From the listing below, extract each line containing the string "model".

═══ Data lines

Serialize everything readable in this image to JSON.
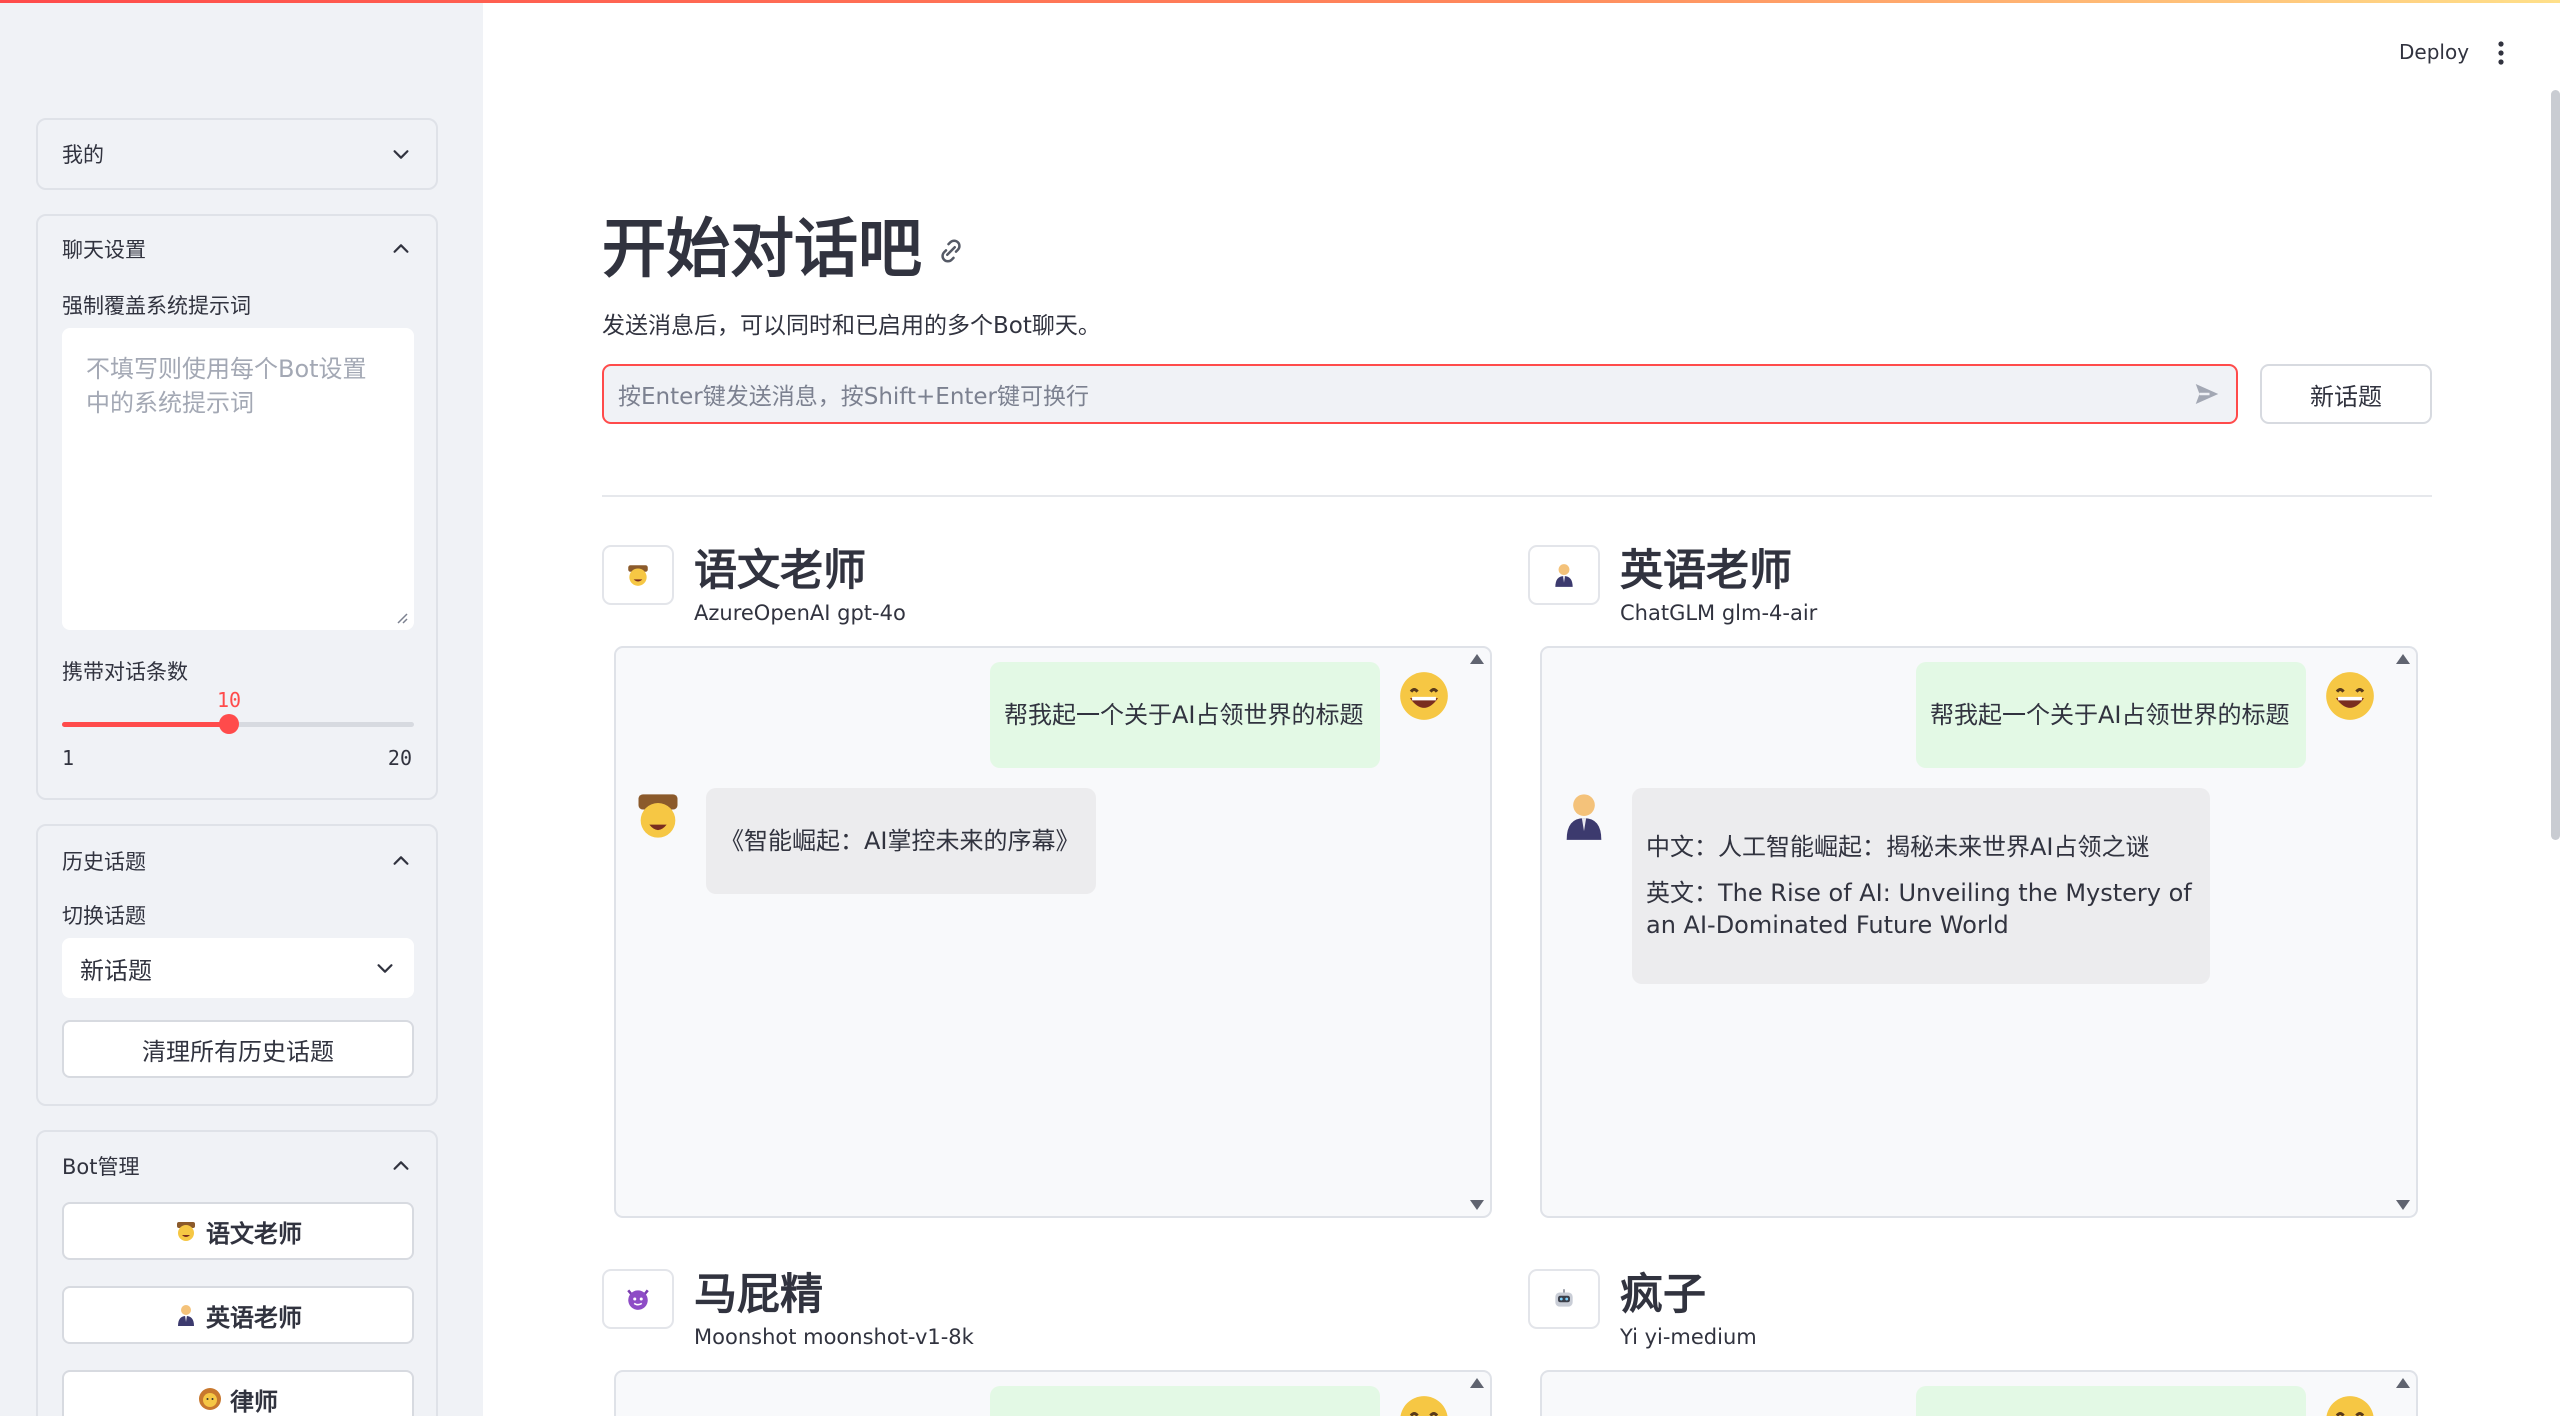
{
  "header": {
    "deploy_label": "Deploy"
  },
  "sidebar": {
    "mine": {
      "label": "我的"
    },
    "chat_settings": {
      "label": "聊天设置",
      "override_label": "强制覆盖系统提示词",
      "override_placeholder": "不填写则使用每个Bot设置中的系统提示词",
      "history_count_label": "携带对话条数",
      "slider_value": "10",
      "slider_min": "1",
      "slider_max": "20",
      "slider_fraction": 0.4737
    },
    "history": {
      "label": "历史话题",
      "switch_label": "切换话题",
      "selected": "新话题",
      "clear_label": "清理所有历史话题"
    },
    "bot_manage": {
      "label": "Bot管理",
      "bots": [
        "语文老师",
        "英语老师",
        "律师"
      ]
    }
  },
  "main": {
    "title": "开始对话吧",
    "subtitle": "发送消息后，可以同时和已启用的多个Bot聊天。",
    "input_placeholder": "按Enter键发送消息，按Shift+Enter键可换行",
    "new_topic_label": "新话题",
    "bots": [
      {
        "name": "语文老师",
        "model": "AzureOpenAI gpt-4o",
        "user_message": "帮我起一个关于AI占领世界的标题",
        "reply": [
          "《智能崛起：AI掌控未来的序幕》"
        ]
      },
      {
        "name": "英语老师",
        "model": "ChatGLM glm-4-air",
        "user_message": "帮我起一个关于AI占领世界的标题",
        "reply": [
          "中文：人工智能崛起：揭秘未来世界AI占领之谜",
          "英文：The Rise of AI: Unveiling the Mystery of an AI-Dominated Future World"
        ]
      },
      {
        "name": "马屁精",
        "model": "Moonshot moonshot-v1-8k"
      },
      {
        "name": "疯子",
        "model": "Yi yi-medium"
      }
    ]
  },
  "colors": {
    "accent": "#ff4b4b",
    "user_bubble": "#e3f9e5",
    "bot_bubble": "#ececee",
    "sidebar_bg": "#f0f2f6"
  },
  "icons": [
    "chevron-down-icon",
    "chevron-up-icon",
    "link-icon",
    "send-icon",
    "kebab-menu-icon",
    "smile-icon",
    "cowboy-icon",
    "businessman-icon",
    "imp-icon",
    "robot-icon",
    "lion-icon"
  ]
}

══════

Response
        "model": "AzureOpenAI gpt-4o",
        "model": "ChatGLM glm-4-air",
        "model": "Moonshot moonshot-v1-8k"
        "model": "Yi yi-medium"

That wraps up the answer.